| Task to complete |
Filter the records for lines holding the string "automobile".

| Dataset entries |
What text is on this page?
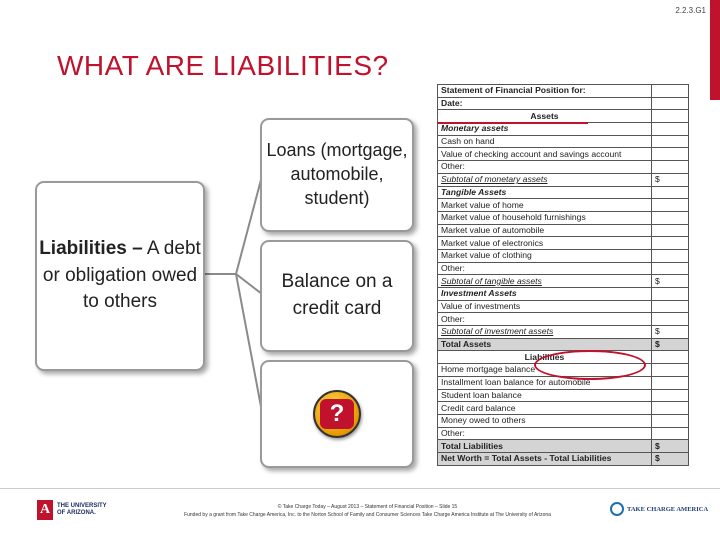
2.2.3.G1
WHAT ARE LIABILITIES?
Liabilities – A debt or obligation owed to others
Loans (mortgage, automobile, student)
Balance on a credit card
?
Statement of Financial Position for:	
Date:	
Assets	
Monetary assets	
Cash on hand	
Value of checking account and savings account	
Other:	
Subtotal of monetary assets	$
Tangible Assets	
Market value of home	
Market value of household furnishings	
Market value of automobile	
Market value of electronics	
Market value of clothing	
Other:	
Subtotal of tangible assets	$
Investment Assets	
Value of investments	
Other:	
Subtotal of investment assets	$
Total Assets	$
Liabilities	
Home mortgage balance	
Installment loan balance for automobile	
Student loan balance	
Credit card balance	
Money owed to others	
Other:	
Total Liabilities	$
Net Worth = Total Assets - Total Liabilities	$
A	THE UNIVERSITY
OF ARIZONA.
© Take Charge Today – August 2013 – Statement of Financial Position – Slide 15
Funded by a grant from Take Charge America, Inc. to the Norton School of Family and Consumer Sciences Take Charge America Institute at The University of Arizona
TAKE CHARGE AMERICA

| Task output |
Loans (mortgage, automobile, student)
Market value of automobile	
Installment loan balance for automobile	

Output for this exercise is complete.